WRITTEN INSTRUCTION
Beneath this sentence is a set of records; write each of them out exactly.

-- START DATASET CONTENT --

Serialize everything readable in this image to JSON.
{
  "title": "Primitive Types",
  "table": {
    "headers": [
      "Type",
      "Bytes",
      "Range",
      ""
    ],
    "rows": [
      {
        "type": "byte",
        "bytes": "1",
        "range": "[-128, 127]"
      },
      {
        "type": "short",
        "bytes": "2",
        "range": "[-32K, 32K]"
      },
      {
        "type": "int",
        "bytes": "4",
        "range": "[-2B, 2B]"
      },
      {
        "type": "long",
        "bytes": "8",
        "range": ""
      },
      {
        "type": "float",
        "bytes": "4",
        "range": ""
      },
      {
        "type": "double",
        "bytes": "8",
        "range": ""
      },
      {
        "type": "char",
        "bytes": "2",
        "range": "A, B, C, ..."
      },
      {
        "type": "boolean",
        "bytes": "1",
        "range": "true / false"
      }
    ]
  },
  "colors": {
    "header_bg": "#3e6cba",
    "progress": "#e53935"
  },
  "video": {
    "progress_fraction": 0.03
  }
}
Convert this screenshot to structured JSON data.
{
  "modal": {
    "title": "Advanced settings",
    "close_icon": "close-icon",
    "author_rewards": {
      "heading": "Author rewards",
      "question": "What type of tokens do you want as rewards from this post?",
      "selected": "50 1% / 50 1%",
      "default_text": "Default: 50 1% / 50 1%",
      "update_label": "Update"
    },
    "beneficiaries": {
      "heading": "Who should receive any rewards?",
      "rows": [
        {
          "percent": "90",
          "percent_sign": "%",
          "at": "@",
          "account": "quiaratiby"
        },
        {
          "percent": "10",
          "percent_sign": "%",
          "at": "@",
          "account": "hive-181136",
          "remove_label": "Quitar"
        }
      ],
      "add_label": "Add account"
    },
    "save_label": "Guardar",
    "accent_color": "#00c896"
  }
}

-- END DATASET CONTENT --

PROBLEM SOLUTION
Serialize everything readable in this image to JSON.
{
  "title": "Primitive Types",
  "table": {
    "headers": [
      "Type",
      "Bytes",
      "Range",
      ""
    ],
    "rows": [
      {
        "type": "byte",
        "bytes": "1",
        "range": "[-128, 127]"
      },
      {
        "type": "short",
        "bytes": "2",
        "range": "[-32K, 32K]"
      },
      {
        "type": "int",
        "bytes": "4",
        "range": "[-2B, 2B]"
      },
      {
        "type": "long",
        "bytes": "8",
        "range": ""
      },
      {
        "type": "float",
        "bytes": "4",
        "range": ""
      },
      {
        "type": "double",
        "bytes": "8",
        "range": ""
      },
      {
        "type": "char",
        "bytes": "2",
        "range": "A, B, C, ..."
      },
      {
        "type": "boolean",
        "bytes": "1",
        "range": "true / false"
      }
    ]
  },
  "colors": {
    "header_bg": "#3e6cba",
    "progress": "#e53935"
  },
  "video": {
    "progress_fraction": 0.03
  }
}
Convert this screenshot to structured JSON data.
{
  "modal": {
    "title": "Advanced settings",
    "close_icon": "close-icon",
    "author_rewards": {
      "heading": "Author rewards",
      "question": "What type of tokens do you want as rewards from this post?",
      "selected": "50 1% / 50 1%",
      "default_text": "Default: 50 1% / 50 1%",
      "update_label": "Update"
    },
    "beneficiaries": {
      "heading": "Who should receive any rewards?",
      "rows": [
        {
          "percent": "90",
          "percent_sign": "%",
          "at": "@",
          "account": "quiaratiby"
        },
        {
          "percent": "10",
          "percent_sign": "%",
          "at": "@",
          "account": "hive-181136",
          "remove_label": "Quitar"
        }
      ],
      "add_label": "Add account"
    },
    "save_label": "Guardar",
    "accent_color": "#00c896"
  }
}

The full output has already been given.